Problem details: Can you transcribe every line exactly and leave the pictures behind?

++++++++++

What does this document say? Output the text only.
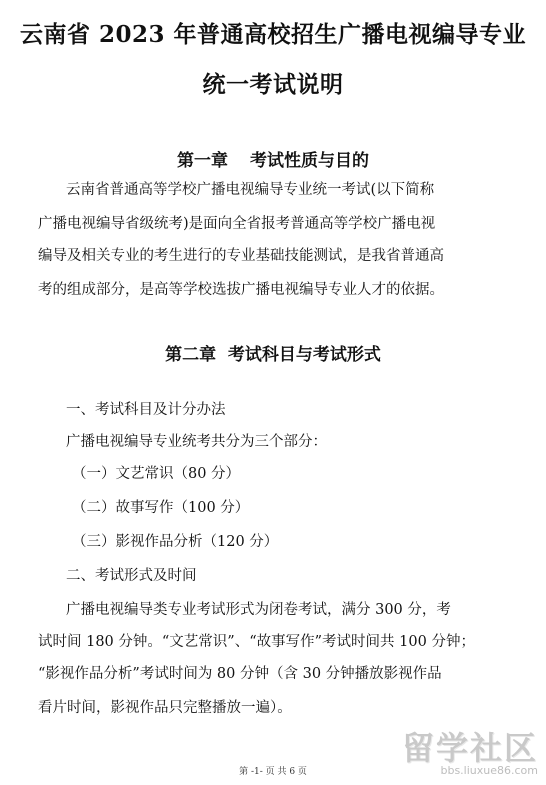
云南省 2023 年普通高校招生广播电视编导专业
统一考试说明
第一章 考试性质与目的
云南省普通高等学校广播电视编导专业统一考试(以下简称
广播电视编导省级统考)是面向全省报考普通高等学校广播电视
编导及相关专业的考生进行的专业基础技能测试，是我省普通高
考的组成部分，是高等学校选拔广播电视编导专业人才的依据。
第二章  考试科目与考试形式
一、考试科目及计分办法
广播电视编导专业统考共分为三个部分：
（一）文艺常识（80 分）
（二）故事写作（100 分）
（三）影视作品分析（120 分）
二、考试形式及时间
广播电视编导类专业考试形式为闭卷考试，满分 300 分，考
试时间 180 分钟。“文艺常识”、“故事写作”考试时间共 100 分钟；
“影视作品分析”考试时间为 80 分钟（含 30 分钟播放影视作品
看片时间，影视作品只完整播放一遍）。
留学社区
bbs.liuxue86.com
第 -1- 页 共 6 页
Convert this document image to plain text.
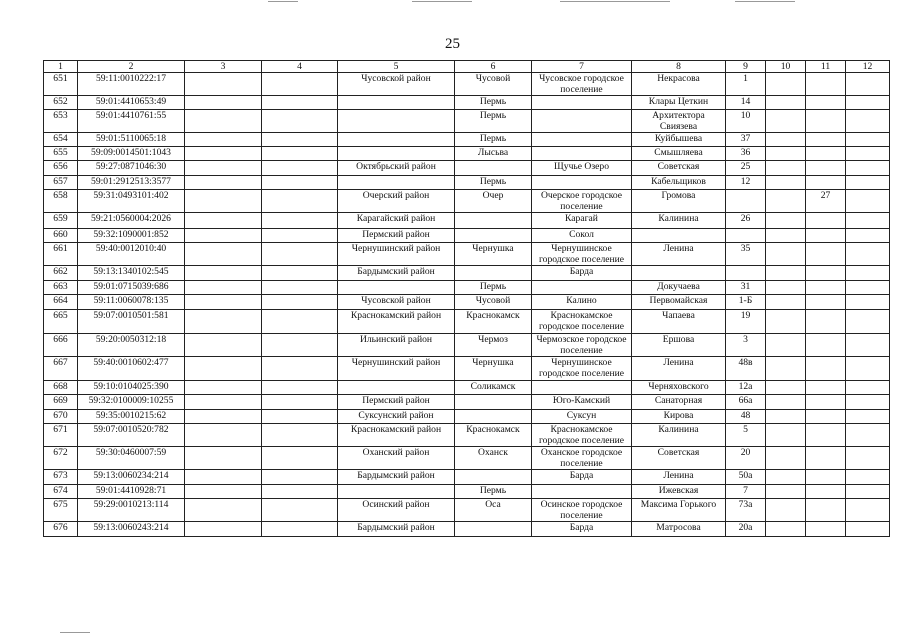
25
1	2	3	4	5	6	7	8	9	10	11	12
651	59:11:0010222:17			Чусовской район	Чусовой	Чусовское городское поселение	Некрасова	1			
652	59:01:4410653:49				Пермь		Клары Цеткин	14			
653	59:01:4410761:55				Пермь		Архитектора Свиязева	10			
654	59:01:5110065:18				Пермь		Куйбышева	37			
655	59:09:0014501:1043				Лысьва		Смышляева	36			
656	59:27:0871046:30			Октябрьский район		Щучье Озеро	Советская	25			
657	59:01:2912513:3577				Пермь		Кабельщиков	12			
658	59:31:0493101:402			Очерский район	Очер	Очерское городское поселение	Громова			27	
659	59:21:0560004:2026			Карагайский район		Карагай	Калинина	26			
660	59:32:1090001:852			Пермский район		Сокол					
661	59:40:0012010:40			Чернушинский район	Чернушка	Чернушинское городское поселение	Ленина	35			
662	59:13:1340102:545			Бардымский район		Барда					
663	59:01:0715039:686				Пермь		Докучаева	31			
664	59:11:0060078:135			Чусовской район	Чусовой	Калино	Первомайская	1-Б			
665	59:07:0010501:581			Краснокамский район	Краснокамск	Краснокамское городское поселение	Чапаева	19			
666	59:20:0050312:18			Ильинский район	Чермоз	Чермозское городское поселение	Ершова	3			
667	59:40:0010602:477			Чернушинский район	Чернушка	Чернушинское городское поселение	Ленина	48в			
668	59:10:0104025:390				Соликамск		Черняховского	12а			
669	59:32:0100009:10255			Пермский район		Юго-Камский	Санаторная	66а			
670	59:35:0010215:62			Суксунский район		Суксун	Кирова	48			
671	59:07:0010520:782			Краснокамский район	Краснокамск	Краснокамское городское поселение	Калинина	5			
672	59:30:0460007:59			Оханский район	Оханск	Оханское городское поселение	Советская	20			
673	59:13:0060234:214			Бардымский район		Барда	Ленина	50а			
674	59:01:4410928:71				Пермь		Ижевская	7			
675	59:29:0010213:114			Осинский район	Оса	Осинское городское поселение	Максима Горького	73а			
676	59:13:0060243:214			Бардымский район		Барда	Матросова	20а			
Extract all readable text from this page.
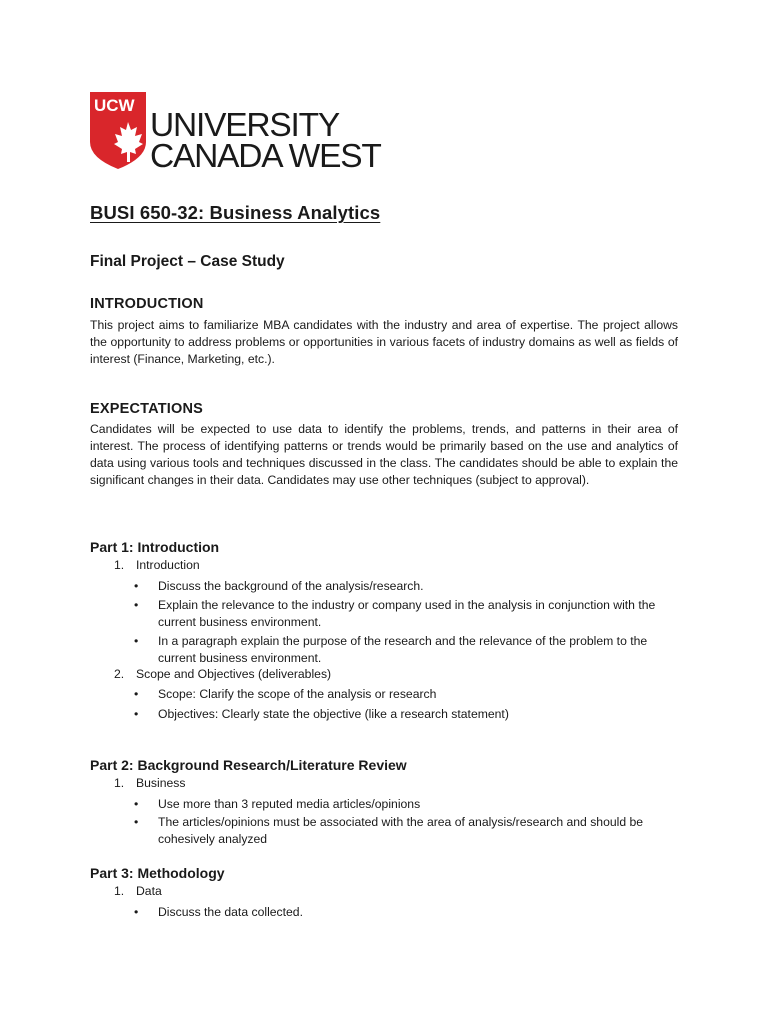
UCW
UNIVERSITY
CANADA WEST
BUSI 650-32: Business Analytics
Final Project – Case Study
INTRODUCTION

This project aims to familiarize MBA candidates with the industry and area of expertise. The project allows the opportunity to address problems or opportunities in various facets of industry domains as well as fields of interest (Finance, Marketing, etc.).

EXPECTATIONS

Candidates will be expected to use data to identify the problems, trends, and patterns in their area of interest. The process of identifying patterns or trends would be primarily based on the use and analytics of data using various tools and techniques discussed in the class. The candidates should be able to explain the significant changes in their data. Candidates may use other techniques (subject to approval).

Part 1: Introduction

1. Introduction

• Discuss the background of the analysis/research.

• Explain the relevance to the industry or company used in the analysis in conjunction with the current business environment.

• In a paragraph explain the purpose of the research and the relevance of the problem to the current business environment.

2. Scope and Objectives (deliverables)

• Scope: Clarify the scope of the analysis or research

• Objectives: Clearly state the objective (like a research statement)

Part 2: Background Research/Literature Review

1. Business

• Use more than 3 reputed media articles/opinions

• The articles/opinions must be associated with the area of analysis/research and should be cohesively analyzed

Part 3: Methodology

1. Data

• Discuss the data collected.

++++++++++

Final result:
What does this document say? Output the text only.
云南省 2023 年普通高校招生广播电视编导专业
统一考试说明
第一章 考试性质与目的
云南省普通高等学校广播电视编导专业统一考试(以下简称
广播电视编导省级统考)是面向全省报考普通高等学校广播电视
编导及相关专业的考生进行的专业基础技能测试，是我省普通高
考的组成部分，是高等学校选拔广播电视编导专业人才的依据。
第二章  考试科目与考试形式
一、考试科目及计分办法
广播电视编导专业统考共分为三个部分：
（一）文艺常识（80 分）
（二）故事写作（100 分）
（三）影视作品分析（120 分）
二、考试形式及时间
广播电视编导类专业考试形式为闭卷考试，满分 300 分，考
试时间 180 分钟。“文艺常识”、“故事写作”考试时间共 100 分钟；
“影视作品分析”考试时间为 80 分钟（含 30 分钟播放影视作品
看片时间，影视作品只完整播放一遍）。
留学社区
bbs.liuxue86.com
第 -1- 页 共 6 页
Convert this document image to plain text.
25
1	2	3	4	5	6	7	8	9	10	11	12
651	59:11:0010222:17			Чусовской район	Чусовой	Чусовское городское поселение	Некрасова	1			
652	59:01:4410653:49				Пермь		Клары Цеткин	14			
653	59:01:4410761:55				Пермь		Архитектора Свиязева	10			
654	59:01:5110065:18				Пермь		Куйбышева	37			
655	59:09:0014501:1043				Лысьва		Смышляева	36			
656	59:27:0871046:30			Октябрьский район		Щучье Озеро	Советская	25			
657	59:01:2912513:3577				Пермь		Кабельщиков	12			
658	59:31:0493101:402			Очерский район	Очер	Очерское городское поселение	Громова			27	
659	59:21:0560004:2026			Карагайский район		Карагай	Калинина	26			
660	59:32:1090001:852			Пермский район		Сокол					
661	59:40:0012010:40			Чернушинский район	Чернушка	Чернушинское городское поселение	Ленина	35			
662	59:13:1340102:545			Бардымский район		Барда					
663	59:01:0715039:686				Пермь		Докучаева	31			
664	59:11:0060078:135			Чусовской район	Чусовой	Калино	Первомайская	1-Б			
665	59:07:0010501:581			Краснокамский район	Краснокамск	Краснокамское городское поселение	Чапаева	19			
666	59:20:0050312:18			Ильинский район	Чермоз	Чермозское городское поселение	Ершова	3			
667	59:40:0010602:477			Чернушинский район	Чернушка	Чернушинское городское поселение	Ленина	48в			
668	59:10:0104025:390				Соликамск		Черняховского	12а			
669	59:32:0100009:10255			Пермский район		Юго-Камский	Санаторная	66а			
670	59:35:0010215:62			Суксунский район		Суксун	Кирова	48			
671	59:07:0010520:782			Краснокамский район	Краснокамск	Краснокамское городское поселение	Калинина	5			
672	59:30:0460007:59			Оханский район	Оханск	Оханское городское поселение	Советская	20			
673	59:13:0060234:214			Бардымский район		Барда	Ленина	50а			
674	59:01:4410928:71				Пермь		Ижевская	7			
675	59:29:0010213:114			Осинский район	Оса	Осинское городское поселение	Максима Горького	73а			
676	59:13:0060243:214			Бардымский район		Барда	Матросова	20а			
Extract all readable text from this page.
UCW
UNIVERSITY
CANADA WEST
BUSI 650-32: Business Analytics
Final Project – Case Study
INTRODUCTION

This project aims to familiarize MBA candidates with the industry and area of expertise. The project allows the opportunity to address problems or opportunities in various facets of industry domains as well as fields of interest (Finance, Marketing, etc.).

EXPECTATIONS

Candidates will be expected to use data to identify the problems, trends, and patterns in their area of interest. The process of identifying patterns or trends would be primarily based on the use and analytics of data using various tools and techniques discussed in the class. The candidates should be able to explain the significant changes in their data. Candidates may use other techniques (subject to approval).

Part 1: Introduction

1. Introduction

• Discuss the background of the analysis/research.

• Explain the relevance to the industry or company used in the analysis in conjunction with the current business environment.

• In a paragraph explain the purpose of the research and the relevance of the problem to the current business environment.

2. Scope and Objectives (deliverables)

• Scope: Clarify the scope of the analysis or research

• Objectives: Clearly state the objective (like a research statement)

Part 2: Background Research/Literature Review

1. Business

• Use more than 3 reputed media articles/opinions

• The articles/opinions must be associated with the area of analysis/research and should be cohesively analyzed

Part 3: Methodology

1. Data

• Discuss the data collected.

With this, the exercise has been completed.